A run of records
□ □ □ □ □ □ □

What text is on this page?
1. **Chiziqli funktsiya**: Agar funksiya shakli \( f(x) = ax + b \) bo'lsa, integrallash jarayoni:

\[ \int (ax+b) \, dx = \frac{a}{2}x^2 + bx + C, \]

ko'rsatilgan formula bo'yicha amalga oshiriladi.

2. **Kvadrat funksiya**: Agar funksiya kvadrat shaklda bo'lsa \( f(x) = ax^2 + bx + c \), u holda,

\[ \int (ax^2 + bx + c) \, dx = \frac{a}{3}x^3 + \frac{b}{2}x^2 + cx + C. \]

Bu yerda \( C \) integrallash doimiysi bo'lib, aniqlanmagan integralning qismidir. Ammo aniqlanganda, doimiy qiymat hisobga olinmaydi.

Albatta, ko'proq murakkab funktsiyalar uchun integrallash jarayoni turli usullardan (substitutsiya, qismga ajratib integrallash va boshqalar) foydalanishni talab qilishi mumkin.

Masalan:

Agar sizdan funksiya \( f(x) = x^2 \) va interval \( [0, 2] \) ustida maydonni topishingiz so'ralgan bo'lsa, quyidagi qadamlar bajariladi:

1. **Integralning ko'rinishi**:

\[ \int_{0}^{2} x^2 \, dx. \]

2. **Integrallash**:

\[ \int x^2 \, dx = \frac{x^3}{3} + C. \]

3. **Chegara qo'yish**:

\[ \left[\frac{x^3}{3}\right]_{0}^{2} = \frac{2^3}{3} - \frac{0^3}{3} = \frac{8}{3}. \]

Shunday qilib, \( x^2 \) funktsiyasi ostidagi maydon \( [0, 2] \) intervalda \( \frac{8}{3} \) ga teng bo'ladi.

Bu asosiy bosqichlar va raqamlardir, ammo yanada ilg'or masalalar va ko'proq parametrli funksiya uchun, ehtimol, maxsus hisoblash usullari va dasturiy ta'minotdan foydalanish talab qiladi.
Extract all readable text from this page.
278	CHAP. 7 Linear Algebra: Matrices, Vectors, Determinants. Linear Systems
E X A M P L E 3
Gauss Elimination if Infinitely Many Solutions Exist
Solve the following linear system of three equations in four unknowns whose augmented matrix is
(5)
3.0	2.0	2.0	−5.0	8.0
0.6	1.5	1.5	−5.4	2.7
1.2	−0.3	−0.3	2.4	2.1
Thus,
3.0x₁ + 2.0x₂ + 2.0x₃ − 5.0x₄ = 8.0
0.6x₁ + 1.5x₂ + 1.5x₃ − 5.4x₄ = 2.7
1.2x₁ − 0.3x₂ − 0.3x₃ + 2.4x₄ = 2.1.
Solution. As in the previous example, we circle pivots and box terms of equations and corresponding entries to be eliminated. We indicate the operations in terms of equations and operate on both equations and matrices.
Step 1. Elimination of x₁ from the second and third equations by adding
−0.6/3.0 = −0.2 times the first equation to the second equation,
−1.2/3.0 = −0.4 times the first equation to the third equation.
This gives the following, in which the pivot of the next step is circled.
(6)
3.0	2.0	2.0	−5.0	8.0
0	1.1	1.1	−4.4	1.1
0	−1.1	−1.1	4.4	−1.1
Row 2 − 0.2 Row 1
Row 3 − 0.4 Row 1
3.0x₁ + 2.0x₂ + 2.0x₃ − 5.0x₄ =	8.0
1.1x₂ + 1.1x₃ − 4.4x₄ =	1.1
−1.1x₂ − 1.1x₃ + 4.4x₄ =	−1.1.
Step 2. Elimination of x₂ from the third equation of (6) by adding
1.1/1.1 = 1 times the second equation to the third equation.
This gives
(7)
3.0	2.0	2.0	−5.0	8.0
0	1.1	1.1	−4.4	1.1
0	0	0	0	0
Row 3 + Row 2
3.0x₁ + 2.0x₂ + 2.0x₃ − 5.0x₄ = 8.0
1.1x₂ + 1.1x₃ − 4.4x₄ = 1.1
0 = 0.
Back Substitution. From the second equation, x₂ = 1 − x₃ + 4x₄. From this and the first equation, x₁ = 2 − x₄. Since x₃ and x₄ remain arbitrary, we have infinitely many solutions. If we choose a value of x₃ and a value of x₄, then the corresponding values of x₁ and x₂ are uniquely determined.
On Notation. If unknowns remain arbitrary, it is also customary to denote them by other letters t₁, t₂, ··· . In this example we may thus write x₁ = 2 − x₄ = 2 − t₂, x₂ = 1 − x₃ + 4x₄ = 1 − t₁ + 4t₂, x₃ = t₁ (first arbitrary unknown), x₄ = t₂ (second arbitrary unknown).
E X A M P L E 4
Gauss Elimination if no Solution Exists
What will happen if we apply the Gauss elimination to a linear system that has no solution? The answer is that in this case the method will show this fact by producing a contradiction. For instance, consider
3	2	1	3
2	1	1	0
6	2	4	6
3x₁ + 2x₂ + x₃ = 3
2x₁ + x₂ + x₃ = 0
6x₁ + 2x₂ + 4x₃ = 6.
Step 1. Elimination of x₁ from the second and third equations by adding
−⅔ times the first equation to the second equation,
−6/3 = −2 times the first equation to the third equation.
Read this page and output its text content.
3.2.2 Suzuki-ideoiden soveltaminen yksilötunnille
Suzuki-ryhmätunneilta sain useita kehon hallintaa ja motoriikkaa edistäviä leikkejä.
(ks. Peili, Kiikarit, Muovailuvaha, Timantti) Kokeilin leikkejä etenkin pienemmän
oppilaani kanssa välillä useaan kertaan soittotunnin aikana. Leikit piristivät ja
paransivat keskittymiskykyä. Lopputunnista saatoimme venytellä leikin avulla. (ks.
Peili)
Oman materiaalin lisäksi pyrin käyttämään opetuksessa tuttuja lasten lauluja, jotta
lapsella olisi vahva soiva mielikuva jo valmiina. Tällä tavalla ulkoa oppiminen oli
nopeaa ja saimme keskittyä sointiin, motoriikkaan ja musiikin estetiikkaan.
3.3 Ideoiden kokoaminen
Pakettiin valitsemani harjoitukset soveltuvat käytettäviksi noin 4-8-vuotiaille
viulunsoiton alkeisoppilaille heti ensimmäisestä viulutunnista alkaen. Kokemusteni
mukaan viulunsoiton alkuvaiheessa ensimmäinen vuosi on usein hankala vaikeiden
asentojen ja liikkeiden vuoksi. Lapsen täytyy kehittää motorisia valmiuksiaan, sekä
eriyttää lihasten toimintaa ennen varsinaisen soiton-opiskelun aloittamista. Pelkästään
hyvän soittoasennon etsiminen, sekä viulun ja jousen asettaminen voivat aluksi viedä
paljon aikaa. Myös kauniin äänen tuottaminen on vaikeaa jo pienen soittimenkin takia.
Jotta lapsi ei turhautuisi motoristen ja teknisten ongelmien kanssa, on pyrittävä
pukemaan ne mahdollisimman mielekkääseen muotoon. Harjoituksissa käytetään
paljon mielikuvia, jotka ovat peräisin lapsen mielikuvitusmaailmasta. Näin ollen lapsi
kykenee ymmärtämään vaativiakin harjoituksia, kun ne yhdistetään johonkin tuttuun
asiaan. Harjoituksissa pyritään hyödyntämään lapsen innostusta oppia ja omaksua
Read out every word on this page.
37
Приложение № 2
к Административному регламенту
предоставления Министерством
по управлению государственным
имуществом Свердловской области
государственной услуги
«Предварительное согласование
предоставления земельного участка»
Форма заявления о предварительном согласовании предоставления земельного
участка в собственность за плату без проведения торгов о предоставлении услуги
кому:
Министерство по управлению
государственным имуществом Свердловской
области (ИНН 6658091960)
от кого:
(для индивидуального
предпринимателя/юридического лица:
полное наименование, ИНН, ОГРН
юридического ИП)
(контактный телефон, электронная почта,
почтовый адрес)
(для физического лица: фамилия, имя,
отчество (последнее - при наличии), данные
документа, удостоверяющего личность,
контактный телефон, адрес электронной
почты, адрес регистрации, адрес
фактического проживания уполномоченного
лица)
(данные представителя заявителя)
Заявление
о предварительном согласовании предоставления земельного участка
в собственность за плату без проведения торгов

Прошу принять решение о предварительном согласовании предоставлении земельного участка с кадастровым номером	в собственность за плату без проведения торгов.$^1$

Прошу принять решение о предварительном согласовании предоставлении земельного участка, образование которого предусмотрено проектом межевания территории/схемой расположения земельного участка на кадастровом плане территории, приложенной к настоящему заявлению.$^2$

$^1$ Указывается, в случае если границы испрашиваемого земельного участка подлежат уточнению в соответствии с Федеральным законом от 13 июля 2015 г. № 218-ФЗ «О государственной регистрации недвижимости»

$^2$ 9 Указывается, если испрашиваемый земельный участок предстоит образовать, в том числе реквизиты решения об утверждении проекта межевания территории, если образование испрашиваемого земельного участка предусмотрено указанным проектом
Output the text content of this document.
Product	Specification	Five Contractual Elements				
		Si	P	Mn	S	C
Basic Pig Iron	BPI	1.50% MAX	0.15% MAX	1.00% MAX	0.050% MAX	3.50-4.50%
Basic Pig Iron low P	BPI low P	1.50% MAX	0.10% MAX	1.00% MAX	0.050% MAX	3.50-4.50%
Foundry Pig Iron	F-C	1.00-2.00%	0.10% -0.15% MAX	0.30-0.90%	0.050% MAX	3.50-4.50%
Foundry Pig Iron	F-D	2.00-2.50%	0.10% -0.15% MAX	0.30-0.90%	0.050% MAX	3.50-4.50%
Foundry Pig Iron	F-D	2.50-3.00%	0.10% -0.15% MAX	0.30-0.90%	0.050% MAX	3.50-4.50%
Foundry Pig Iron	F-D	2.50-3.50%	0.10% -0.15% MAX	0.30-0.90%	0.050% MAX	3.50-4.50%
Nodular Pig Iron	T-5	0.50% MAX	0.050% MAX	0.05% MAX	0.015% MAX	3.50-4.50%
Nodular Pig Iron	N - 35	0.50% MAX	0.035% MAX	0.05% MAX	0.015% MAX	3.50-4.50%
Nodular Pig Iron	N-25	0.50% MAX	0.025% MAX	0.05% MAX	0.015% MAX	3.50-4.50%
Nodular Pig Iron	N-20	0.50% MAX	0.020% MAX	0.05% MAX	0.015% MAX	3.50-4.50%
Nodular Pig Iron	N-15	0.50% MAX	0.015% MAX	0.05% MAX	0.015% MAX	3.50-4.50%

□ □ □ □ □ □ □

Directive: Look through the data and gather every line with the string "corresponding" in it.

The response:
Solution. As in the previous example, we circle pivots and box terms of equations and corresponding entries to be eliminated. We indicate the operations in terms of equations and operate on both equations and matrices.
Back Substitution. From the second equation, x₂ = 1 − x₃ + 4x₄. From this and the first equation, x₁ = 2 − x₄. Since x₃ and x₄ remain arbitrary, we have infinitely many solutions. If we choose a value of x₃ and a value of x₄, then the corresponding values of x₁ and x₂ are uniquely determined.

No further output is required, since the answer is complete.